● **What is required**: Write the next part of the article on storage energy-efficiency benchmarks below, starting after its last sentence and not drawing on the listing that follows it.

● **Text**:
++++

1. Efficiency Benchmarks: Could Storage Show Us How? by Peter Judge

    Views and Opinions on Green IT (Oct 18 2010)

    1. Efficiency Benchmarks: Could Storage Show Us How? by Peter Judge

       

      To make data centers more efficient we have to take a closer look at the hardware. And as different parts of the hardware inventory get closer scrutiny - it looks like storage has taken the lead.  
      
      Emerald, a new scheme from the Storage Networking Industry Asociation (SNIA) aims to provide comparative benchmarks for the energy efficiency of storage equipment for data centers. It starts formally in 2011, but its site already has plenty of detail, and I spoke to one of the people who got it started, in SNIA’s Green Storage Initiative. 
      
      “We’ve spent three years on this, behind the scenes,” said Leah Schoeb of VMware, who is chair of the GSI and a veteran of benchmarking initiatives. The problem Emerald had to deal with is a tricky one - how do you compare energy efficiency in data centers which may be carrying out different jobs in different ways?
      
      The Green Grid’s Power Usage Effectiveness (PUE) takes a top-down approach. It simply  addresses the efficiency with which a building delivers energy to IT equipment - energy “wasted” in cooling and other facilities jobs counts against the center. This is good, but we’ve known for some time that there’s a need for other metrics to measure how well energy is used once it gets to the racks.  
      
      Emerald goes bottom-up, to start in on that job. It aims to benchmark energy use in different kinds of storage equipment - and will eventually publish real comparative results for energy use by different companies’ equipment. 
      
      At the moment there’s a place-holder table, with fictitious results for products like “Cool JBOD” and “Tapes-r-Us”, but in the first part of 2011, real products should start appearing there, giving data center people a chance to choose storage on its energy usage. 
      
      All benchmarking is based on defining a fixed specification, then letting companies meet that specification the best way they can. Performance benchmarks, like the TPC transaction processing benchmarks define a certain set of calculations, and hardware makers build kit which can chomp through that as quick as possible, to get a place high up the league table. 
      
      Emerald starts with a “taxonomy” defining the broad types of storage by their purpose, and their size. Storage is online, near-online, removable, or a “virtual media library”, and is for consumer, low-end, mid-range, high-end or mainframe use.

++++

● **Recorded information**:
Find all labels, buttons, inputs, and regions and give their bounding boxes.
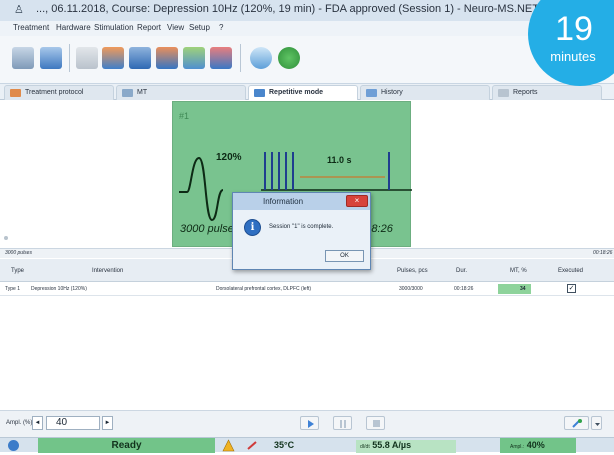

++++

● **Exercise output**:
      
      For each of these types of storage, Emerald defines performance criteria. It is then up to the hardware to meet those criteria, and submit it for testing. Performance benchmarks measure the performance of a system but in Emerald, the performance is given and the tests measure how much energy is used to achieve it. 
      
      Now, servers make up about half the energy used in a data center, but efforts to provide an  energy efficiency comparison have not get very far, although the Energy Start effort from the EPA has started the ball rolling. 
      
      In most cases, to compare energy use by servers, companies have to do their own ad hoc tests, specifying a certain TPC performance and then measuring the energy required to achieve it.
      
      There’s some signs that companies are comparing the energy use of network kit, but Ethernet only uses about ten percent of the energy which reaches the racks in a data center, so it’s lower on the priority list. 
      
      The Emerald effort looks like a good way forward. It’s got a financial model behind it - the vendor pays, with the hope of getting a positive result on a certificate. 
      
      And it will be backed by all the tedious-but-necessary machinery of auditing, appeals and so on - the kind of stuff you don’t personally want to get involved in but which we are heartily glad someone else has done.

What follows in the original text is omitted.